=== Task goal ===
Write out all of the entries exactly, please.

Stored data
— START —
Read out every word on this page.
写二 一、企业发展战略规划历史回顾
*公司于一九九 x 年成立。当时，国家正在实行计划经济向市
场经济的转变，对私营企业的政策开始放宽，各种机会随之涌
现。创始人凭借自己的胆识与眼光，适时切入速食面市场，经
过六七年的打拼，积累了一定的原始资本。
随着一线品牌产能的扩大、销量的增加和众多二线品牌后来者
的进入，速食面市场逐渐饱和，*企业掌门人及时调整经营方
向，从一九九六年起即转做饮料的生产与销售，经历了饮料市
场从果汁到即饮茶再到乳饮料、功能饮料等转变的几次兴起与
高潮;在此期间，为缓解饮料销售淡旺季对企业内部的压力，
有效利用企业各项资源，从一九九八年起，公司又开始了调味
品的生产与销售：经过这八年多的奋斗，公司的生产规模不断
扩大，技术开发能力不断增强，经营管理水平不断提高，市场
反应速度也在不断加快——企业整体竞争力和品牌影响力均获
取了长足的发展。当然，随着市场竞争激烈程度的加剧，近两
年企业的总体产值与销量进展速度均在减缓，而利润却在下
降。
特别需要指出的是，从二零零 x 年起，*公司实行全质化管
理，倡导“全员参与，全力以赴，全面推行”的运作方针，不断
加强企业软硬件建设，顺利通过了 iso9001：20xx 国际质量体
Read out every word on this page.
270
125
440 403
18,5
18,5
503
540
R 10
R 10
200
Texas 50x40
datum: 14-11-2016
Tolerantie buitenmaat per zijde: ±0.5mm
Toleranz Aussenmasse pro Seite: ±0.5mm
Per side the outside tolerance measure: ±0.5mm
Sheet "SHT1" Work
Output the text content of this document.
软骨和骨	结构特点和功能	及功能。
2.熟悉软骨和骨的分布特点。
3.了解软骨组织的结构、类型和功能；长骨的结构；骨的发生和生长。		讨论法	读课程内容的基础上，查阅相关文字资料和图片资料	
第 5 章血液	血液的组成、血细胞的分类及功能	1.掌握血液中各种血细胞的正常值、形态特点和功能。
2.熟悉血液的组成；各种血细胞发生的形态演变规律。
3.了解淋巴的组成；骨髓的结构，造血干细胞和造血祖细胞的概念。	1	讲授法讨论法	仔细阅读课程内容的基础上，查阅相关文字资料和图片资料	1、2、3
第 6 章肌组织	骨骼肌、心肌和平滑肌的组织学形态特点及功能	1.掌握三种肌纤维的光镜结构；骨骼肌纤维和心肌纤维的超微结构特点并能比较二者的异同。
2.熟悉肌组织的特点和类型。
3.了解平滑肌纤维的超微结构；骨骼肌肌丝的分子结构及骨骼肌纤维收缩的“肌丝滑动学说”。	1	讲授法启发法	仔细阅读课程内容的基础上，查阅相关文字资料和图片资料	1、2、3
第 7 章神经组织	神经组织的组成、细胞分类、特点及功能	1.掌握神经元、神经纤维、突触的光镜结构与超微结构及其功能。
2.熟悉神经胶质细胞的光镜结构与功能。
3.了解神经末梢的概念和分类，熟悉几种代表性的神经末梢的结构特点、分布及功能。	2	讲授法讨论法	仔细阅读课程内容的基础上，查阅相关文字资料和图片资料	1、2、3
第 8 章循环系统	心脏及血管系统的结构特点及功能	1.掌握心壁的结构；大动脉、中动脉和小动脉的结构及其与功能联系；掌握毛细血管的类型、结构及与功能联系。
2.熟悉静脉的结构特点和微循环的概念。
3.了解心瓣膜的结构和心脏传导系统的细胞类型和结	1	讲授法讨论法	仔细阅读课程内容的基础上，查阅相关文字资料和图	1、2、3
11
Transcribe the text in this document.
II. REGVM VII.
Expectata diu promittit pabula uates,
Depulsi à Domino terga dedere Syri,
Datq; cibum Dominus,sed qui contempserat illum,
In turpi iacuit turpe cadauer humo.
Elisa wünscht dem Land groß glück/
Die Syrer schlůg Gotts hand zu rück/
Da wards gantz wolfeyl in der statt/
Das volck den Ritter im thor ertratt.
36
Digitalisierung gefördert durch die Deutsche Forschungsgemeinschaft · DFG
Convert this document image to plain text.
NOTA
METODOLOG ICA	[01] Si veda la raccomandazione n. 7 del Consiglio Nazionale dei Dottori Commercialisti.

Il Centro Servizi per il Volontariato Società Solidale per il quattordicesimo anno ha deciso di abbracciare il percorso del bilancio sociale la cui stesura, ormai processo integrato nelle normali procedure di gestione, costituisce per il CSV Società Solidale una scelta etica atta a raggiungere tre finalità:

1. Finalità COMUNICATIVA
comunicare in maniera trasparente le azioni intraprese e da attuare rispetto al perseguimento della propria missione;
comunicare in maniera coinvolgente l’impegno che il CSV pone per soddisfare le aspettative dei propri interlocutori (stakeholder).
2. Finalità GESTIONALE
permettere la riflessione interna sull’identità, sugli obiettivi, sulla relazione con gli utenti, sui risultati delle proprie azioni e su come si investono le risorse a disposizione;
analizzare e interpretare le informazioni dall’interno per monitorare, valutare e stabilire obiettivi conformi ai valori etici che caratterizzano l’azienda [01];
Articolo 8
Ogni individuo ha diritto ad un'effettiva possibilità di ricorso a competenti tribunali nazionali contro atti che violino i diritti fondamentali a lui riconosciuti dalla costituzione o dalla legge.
— END —
=== Reply to the task ===
Read out every word on this page.
写二 一、企业发展战略规划历史回顾
*公司于一九九 x 年成立。当时，国家正在实行计划经济向市
场经济的转变，对私营企业的政策开始放宽，各种机会随之涌
现。创始人凭借自己的胆识与眼光，适时切入速食面市场，经
过六七年的打拼，积累了一定的原始资本。
随着一线品牌产能的扩大、销量的增加和众多二线品牌后来者
的进入，速食面市场逐渐饱和，*企业掌门人及时调整经营方
向，从一九九六年起即转做饮料的生产与销售，经历了饮料市
场从果汁到即饮茶再到乳饮料、功能饮料等转变的几次兴起与
高潮;在此期间，为缓解饮料销售淡旺季对企业内部的压力，
有效利用企业各项资源，从一九九八年起，公司又开始了调味
品的生产与销售：经过这八年多的奋斗，公司的生产规模不断
扩大，技术开发能力不断增强，经营管理水平不断提高，市场
反应速度也在不断加快——企业整体竞争力和品牌影响力均获
取了长足的发展。当然，随着市场竞争激烈程度的加剧，近两
年企业的总体产值与销量进展速度均在减缓，而利润却在下
降。
特别需要指出的是，从二零零 x 年起，*公司实行全质化管
理，倡导“全员参与，全力以赴，全面推行”的运作方针，不断
加强企业软硬件建设，顺利通过了 iso9001：20xx 国际质量体
Read out every word on this page.
270
125
440 403
18,5
18,5
503
540
R 10
R 10
200
Texas 50x40
datum: 14-11-2016
Tolerantie buitenmaat per zijde: ±0.5mm
Toleranz Aussenmasse pro Seite: ±0.5mm
Per side the outside tolerance measure: ±0.5mm
Sheet "SHT1" Work
Output the text content of this document.
软骨和骨	结构特点和功能	及功能。
2.熟悉软骨和骨的分布特点。
3.了解软骨组织的结构、类型和功能；长骨的结构；骨的发生和生长。		讨论法	读课程内容的基础上，查阅相关文字资料和图片资料	
第 5 章血液	血液的组成、血细胞的分类及功能	1.掌握血液中各种血细胞的正常值、形态特点和功能。
2.熟悉血液的组成；各种血细胞发生的形态演变规律。
3.了解淋巴的组成；骨髓的结构，造血干细胞和造血祖细胞的概念。	1	讲授法讨论法	仔细阅读课程内容的基础上，查阅相关文字资料和图片资料	1、2、3
第 6 章肌组织	骨骼肌、心肌和平滑肌的组织学形态特点及功能	1.掌握三种肌纤维的光镜结构；骨骼肌纤维和心肌纤维的超微结构特点并能比较二者的异同。
2.熟悉肌组织的特点和类型。
3.了解平滑肌纤维的超微结构；骨骼肌肌丝的分子结构及骨骼肌纤维收缩的“肌丝滑动学说”。	1	讲授法启发法	仔细阅读课程内容的基础上，查阅相关文字资料和图片资料	1、2、3
第 7 章神经组织	神经组织的组成、细胞分类、特点及功能	1.掌握神经元、神经纤维、突触的光镜结构与超微结构及其功能。
2.熟悉神经胶质细胞的光镜结构与功能。
3.了解神经末梢的概念和分类，熟悉几种代表性的神经末梢的结构特点、分布及功能。	2	讲授法讨论法	仔细阅读课程内容的基础上，查阅相关文字资料和图片资料	1、2、3
第 8 章循环系统	心脏及血管系统的结构特点及功能	1.掌握心壁的结构；大动脉、中动脉和小动脉的结构及其与功能联系；掌握毛细血管的类型、结构及与功能联系。
2.熟悉静脉的结构特点和微循环的概念。
3.了解心瓣膜的结构和心脏传导系统的细胞类型和结	1	讲授法讨论法	仔细阅读课程内容的基础上，查阅相关文字资料和图	1、2、3
11
Transcribe the text in this document.
II. REGVM VII.
Expectata diu promittit pabula uates,
Depulsi à Domino terga dedere Syri,
Datq; cibum Dominus,sed qui contempserat illum,
In turpi iacuit turpe cadauer humo.
Elisa wünscht dem Land groß glück/
Die Syrer schlůg Gotts hand zu rück/
Da wards gantz wolfeyl in der statt/
Das volck den Ritter im thor ertratt.
36
Digitalisierung gefördert durch die Deutsche Forschungsgemeinschaft · DFG
Convert this document image to plain text.
NOTA
METODOLOG ICA	[01] Si veda la raccomandazione n. 7 del Consiglio Nazionale dei Dottori Commercialisti.

Il Centro Servizi per il Volontariato Società Solidale per il quattordicesimo anno ha deciso di abbracciare il percorso del bilancio sociale la cui stesura, ormai processo integrato nelle normali procedure di gestione, costituisce per il CSV Società Solidale una scelta etica atta a raggiungere tre finalità:

1. Finalità COMUNICATIVA
comunicare in maniera trasparente le azioni intraprese e da attuare rispetto al perseguimento della propria missione;
comunicare in maniera coinvolgente l’impegno che il CSV pone per soddisfare le aspettative dei propri interlocutori (stakeholder).
2. Finalità GESTIONALE
permettere la riflessione interna sull’identità, sugli obiettivi, sulla relazione con gli utenti, sui risultati delle proprie azioni e su come si investono le risorse a disposizione;
analizzare e interpretare le informazioni dall’interno per monitorare, valutare e stabilire obiettivi conformi ai valori etici che caratterizzano l’azienda [01];
Articolo 8
Ogni individuo ha diritto ad un'effettiva possibilità di ricorso a competenti tribunali nazionali contro atti che violino i diritti fondamentali a lui riconosciuti dalla costituzione o dalla legge.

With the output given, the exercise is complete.